## Entries shown

* Begin *

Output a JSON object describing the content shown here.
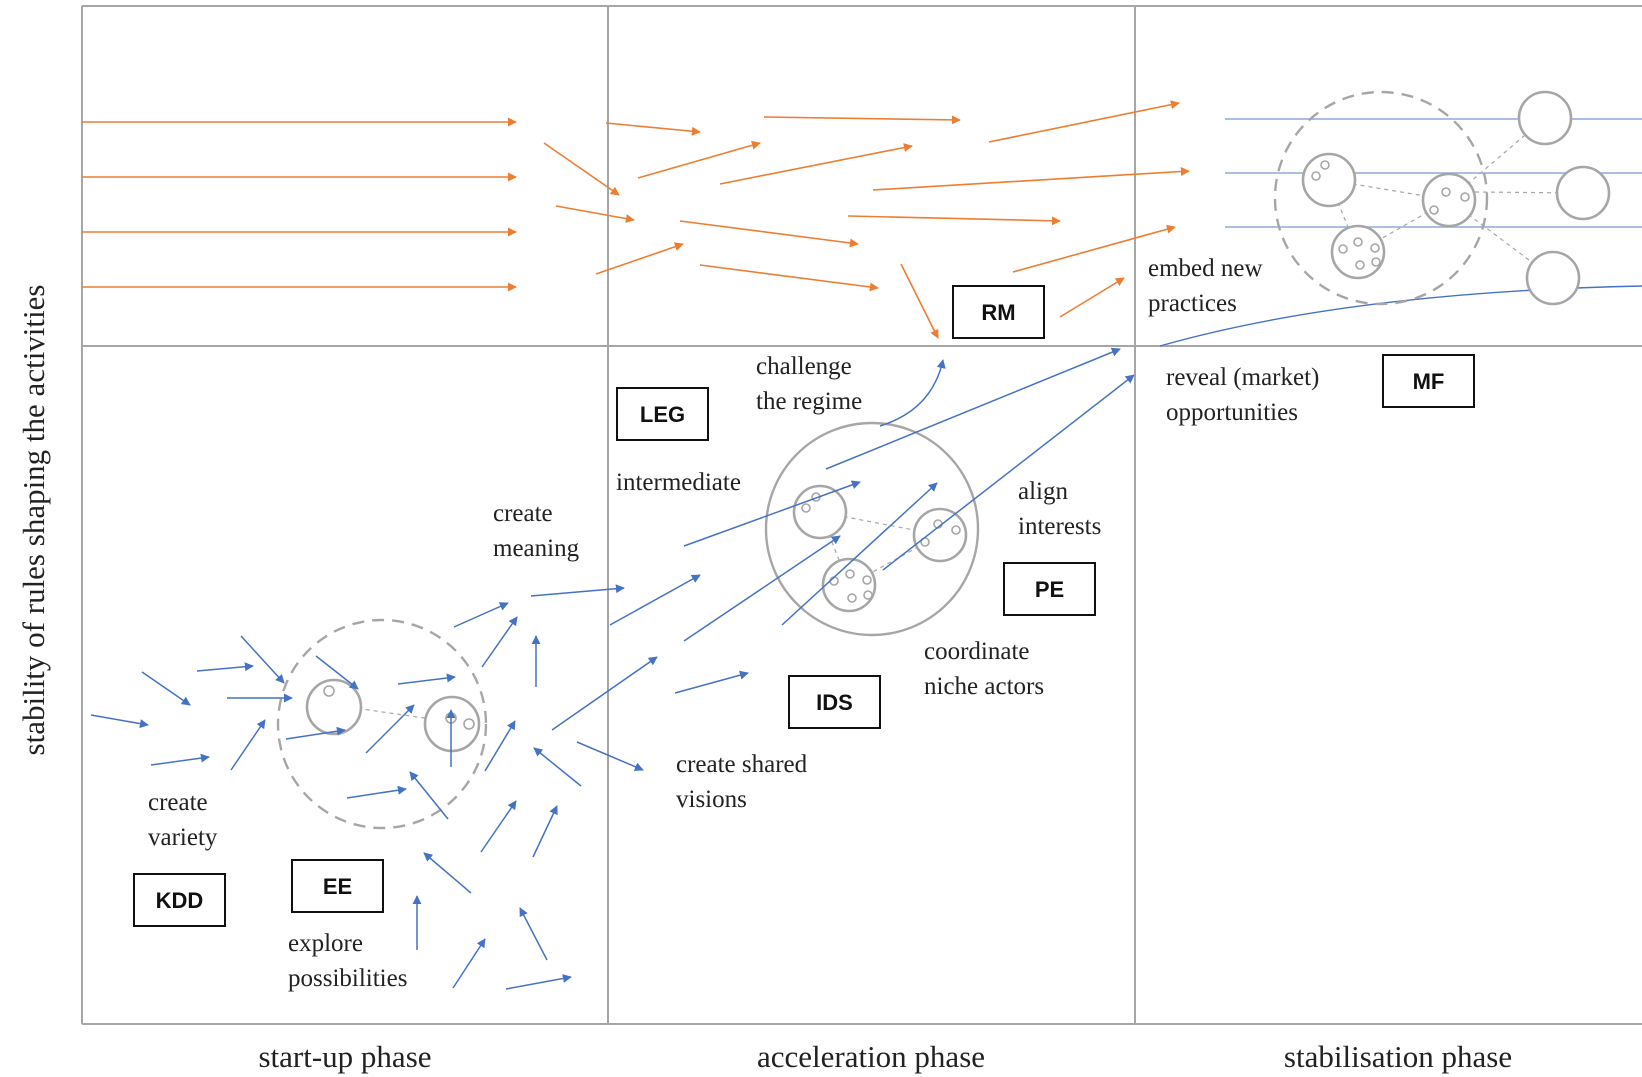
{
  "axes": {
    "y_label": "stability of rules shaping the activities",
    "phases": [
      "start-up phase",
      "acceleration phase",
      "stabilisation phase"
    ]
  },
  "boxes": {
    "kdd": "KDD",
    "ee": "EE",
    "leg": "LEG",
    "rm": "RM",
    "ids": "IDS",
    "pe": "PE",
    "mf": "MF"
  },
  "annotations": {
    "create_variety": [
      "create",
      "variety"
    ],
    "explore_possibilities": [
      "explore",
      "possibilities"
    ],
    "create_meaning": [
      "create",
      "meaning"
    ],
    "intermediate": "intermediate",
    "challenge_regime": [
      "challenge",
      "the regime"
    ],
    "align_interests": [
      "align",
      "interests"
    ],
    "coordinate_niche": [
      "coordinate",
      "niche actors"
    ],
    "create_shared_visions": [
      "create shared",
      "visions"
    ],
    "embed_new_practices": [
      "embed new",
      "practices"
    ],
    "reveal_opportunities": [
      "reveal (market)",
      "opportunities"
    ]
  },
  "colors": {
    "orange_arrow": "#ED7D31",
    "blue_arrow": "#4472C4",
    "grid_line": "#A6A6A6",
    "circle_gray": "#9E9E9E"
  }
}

* End *

## Task objective
Omit every picture, and otherwise quote the entries exactly.

## The reply
Output a JSON object describing the content shown here.
{
  "axes": {
    "y_label": "stability of rules shaping the activities",
    "phases": [
      "start-up phase",
      "acceleration phase",
      "stabilisation phase"
    ]
  },
  "boxes": {
    "kdd": "KDD",
    "ee": "EE",
    "leg": "LEG",
    "rm": "RM",
    "ids": "IDS",
    "pe": "PE",
    "mf": "MF"
  },
  "annotations": {
    "create_variety": [
      "create",
      "variety"
    ],
    "explore_possibilities": [
      "explore",
      "possibilities"
    ],
    "create_meaning": [
      "create",
      "meaning"
    ],
    "intermediate": "intermediate",
    "challenge_regime": [
      "challenge",
      "the regime"
    ],
    "align_interests": [
      "align",
      "interests"
    ],
    "coordinate_niche": [
      "coordinate",
      "niche actors"
    ],
    "create_shared_visions": [
      "create shared",
      "visions"
    ],
    "embed_new_practices": [
      "embed new",
      "practices"
    ],
    "reveal_opportunities": [
      "reveal (market)",
      "opportunities"
    ]
  },
  "colors": {
    "orange_arrow": "#ED7D31",
    "blue_arrow": "#4472C4",
    "grid_line": "#A6A6A6",
    "circle_gray": "#9E9E9E"
  }
}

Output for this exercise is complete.